● **YOUR INSTRUCTIONS**
Would you restate all the data that follows, word for word?

● **EXTRACTED ENTRIES**

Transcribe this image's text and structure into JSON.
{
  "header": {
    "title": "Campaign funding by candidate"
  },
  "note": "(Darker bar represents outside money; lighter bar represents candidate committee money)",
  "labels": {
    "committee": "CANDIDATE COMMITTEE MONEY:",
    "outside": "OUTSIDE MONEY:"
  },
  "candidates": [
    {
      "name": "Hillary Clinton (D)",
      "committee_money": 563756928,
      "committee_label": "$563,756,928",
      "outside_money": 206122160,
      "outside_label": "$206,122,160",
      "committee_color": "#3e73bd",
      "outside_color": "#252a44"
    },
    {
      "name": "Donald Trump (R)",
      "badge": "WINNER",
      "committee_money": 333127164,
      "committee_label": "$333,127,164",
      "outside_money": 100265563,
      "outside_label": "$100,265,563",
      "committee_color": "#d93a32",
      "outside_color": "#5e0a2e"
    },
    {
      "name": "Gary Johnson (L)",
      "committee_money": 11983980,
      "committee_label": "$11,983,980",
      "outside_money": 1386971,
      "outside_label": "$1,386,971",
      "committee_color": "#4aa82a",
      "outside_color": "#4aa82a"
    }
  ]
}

● **SOLUTION**
Transcribe this image's text and structure into JSON.
{
  "header": {
    "title": "Campaign funding by candidate"
  },
  "note": "(Darker bar represents outside money; lighter bar represents candidate committee money)",
  "labels": {
    "committee": "CANDIDATE COMMITTEE MONEY:",
    "outside": "OUTSIDE MONEY:"
  },
  "candidates": [
    {
      "name": "Hillary Clinton (D)",
      "committee_money": 563756928,
      "committee_label": "$563,756,928",
      "outside_money": 206122160,
      "outside_label": "$206,122,160",
      "committee_color": "#3e73bd",
      "outside_color": "#252a44"
    },
    {
      "name": "Donald Trump (R)",
      "badge": "WINNER",
      "committee_money": 333127164,
      "committee_label": "$333,127,164",
      "outside_money": 100265563,
      "outside_label": "$100,265,563",
      "committee_color": "#d93a32",
      "outside_color": "#5e0a2e"
    },
    {
      "name": "Gary Johnson (L)",
      "committee_money": 11983980,
      "committee_label": "$11,983,980",
      "outside_money": 1386971,
      "outside_label": "$1,386,971",
      "committee_color": "#4aa82a",
      "outside_color": "#4aa82a"
    }
  ]
}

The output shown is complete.